START Information provided
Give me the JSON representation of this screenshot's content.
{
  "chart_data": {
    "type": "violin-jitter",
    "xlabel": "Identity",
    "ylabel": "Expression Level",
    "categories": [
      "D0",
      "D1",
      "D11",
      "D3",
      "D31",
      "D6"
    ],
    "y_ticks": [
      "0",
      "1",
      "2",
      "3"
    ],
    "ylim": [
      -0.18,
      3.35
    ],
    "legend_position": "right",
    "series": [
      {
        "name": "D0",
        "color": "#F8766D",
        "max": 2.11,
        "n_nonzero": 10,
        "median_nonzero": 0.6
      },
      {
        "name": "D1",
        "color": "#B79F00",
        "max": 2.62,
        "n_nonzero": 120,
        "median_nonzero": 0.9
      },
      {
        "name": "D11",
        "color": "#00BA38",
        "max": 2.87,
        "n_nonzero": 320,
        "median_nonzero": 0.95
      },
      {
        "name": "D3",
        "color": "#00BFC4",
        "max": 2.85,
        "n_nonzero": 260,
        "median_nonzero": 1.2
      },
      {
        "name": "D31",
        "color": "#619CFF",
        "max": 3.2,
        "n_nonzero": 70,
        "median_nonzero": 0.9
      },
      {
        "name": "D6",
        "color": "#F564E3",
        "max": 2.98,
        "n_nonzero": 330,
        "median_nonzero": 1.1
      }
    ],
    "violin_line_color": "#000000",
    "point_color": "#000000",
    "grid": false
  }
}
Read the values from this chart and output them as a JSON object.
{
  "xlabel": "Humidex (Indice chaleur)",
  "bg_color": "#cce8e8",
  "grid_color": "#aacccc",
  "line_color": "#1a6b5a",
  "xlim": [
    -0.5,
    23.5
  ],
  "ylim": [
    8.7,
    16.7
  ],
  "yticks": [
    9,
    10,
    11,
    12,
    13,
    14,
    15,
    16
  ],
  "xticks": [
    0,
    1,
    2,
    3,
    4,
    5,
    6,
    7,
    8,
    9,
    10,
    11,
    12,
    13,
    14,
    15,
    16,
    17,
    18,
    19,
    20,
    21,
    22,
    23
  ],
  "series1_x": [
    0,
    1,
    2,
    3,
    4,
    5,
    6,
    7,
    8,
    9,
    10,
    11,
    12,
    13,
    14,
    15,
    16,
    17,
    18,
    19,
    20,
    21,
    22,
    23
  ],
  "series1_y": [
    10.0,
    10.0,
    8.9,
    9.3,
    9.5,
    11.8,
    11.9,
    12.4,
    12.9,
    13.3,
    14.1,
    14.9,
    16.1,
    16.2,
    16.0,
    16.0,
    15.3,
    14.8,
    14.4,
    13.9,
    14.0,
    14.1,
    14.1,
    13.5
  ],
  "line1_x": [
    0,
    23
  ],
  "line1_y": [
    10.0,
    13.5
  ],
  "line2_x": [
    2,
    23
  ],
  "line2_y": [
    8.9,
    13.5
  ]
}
END Information provided
**Exercise requirements**
Go through the listing and copy all of it exactly.

**Result for this exercise**
Give me the JSON representation of this screenshot's content.
{
  "chart_data": {
    "type": "violin-jitter",
    "xlabel": "Identity",
    "ylabel": "Expression Level",
    "categories": [
      "D0",
      "D1",
      "D11",
      "D3",
      "D31",
      "D6"
    ],
    "y_ticks": [
      "0",
      "1",
      "2",
      "3"
    ],
    "ylim": [
      -0.18,
      3.35
    ],
    "legend_position": "right",
    "series": [
      {
        "name": "D0",
        "color": "#F8766D",
        "max": 2.11,
        "n_nonzero": 10,
        "median_nonzero": 0.6
      },
      {
        "name": "D1",
        "color": "#B79F00",
        "max": 2.62,
        "n_nonzero": 120,
        "median_nonzero": 0.9
      },
      {
        "name": "D11",
        "color": "#00BA38",
        "max": 2.87,
        "n_nonzero": 320,
        "median_nonzero": 0.95
      },
      {
        "name": "D3",
        "color": "#00BFC4",
        "max": 2.85,
        "n_nonzero": 260,
        "median_nonzero": 1.2
      },
      {
        "name": "D31",
        "color": "#619CFF",
        "max": 3.2,
        "n_nonzero": 70,
        "median_nonzero": 0.9
      },
      {
        "name": "D6",
        "color": "#F564E3",
        "max": 2.98,
        "n_nonzero": 330,
        "median_nonzero": 1.1
      }
    ],
    "violin_line_color": "#000000",
    "point_color": "#000000",
    "grid": false
  }
}
Read the values from this chart and output them as a JSON object.
{
  "xlabel": "Humidex (Indice chaleur)",
  "bg_color": "#cce8e8",
  "grid_color": "#aacccc",
  "line_color": "#1a6b5a",
  "xlim": [
    -0.5,
    23.5
  ],
  "ylim": [
    8.7,
    16.7
  ],
  "yticks": [
    9,
    10,
    11,
    12,
    13,
    14,
    15,
    16
  ],
  "xticks": [
    0,
    1,
    2,
    3,
    4,
    5,
    6,
    7,
    8,
    9,
    10,
    11,
    12,
    13,
    14,
    15,
    16,
    17,
    18,
    19,
    20,
    21,
    22,
    23
  ],
  "series1_x": [
    0,
    1,
    2,
    3,
    4,
    5,
    6,
    7,
    8,
    9,
    10,
    11,
    12,
    13,
    14,
    15,
    16,
    17,
    18,
    19,
    20,
    21,
    22,
    23
  ],
  "series1_y": [
    10.0,
    10.0,
    8.9,
    9.3,
    9.5,
    11.8,
    11.9,
    12.4,
    12.9,
    13.3,
    14.1,
    14.9,
    16.1,
    16.2,
    16.0,
    16.0,
    15.3,
    14.8,
    14.4,
    13.9,
    14.0,
    14.1,
    14.1,
    13.5
  ],
  "line1_x": [
    0,
    23
  ],
  "line1_y": [
    10.0,
    13.5
  ],
  "line2_x": [
    2,
    23
  ],
  "line2_y": [
    8.9,
    13.5
  ]
}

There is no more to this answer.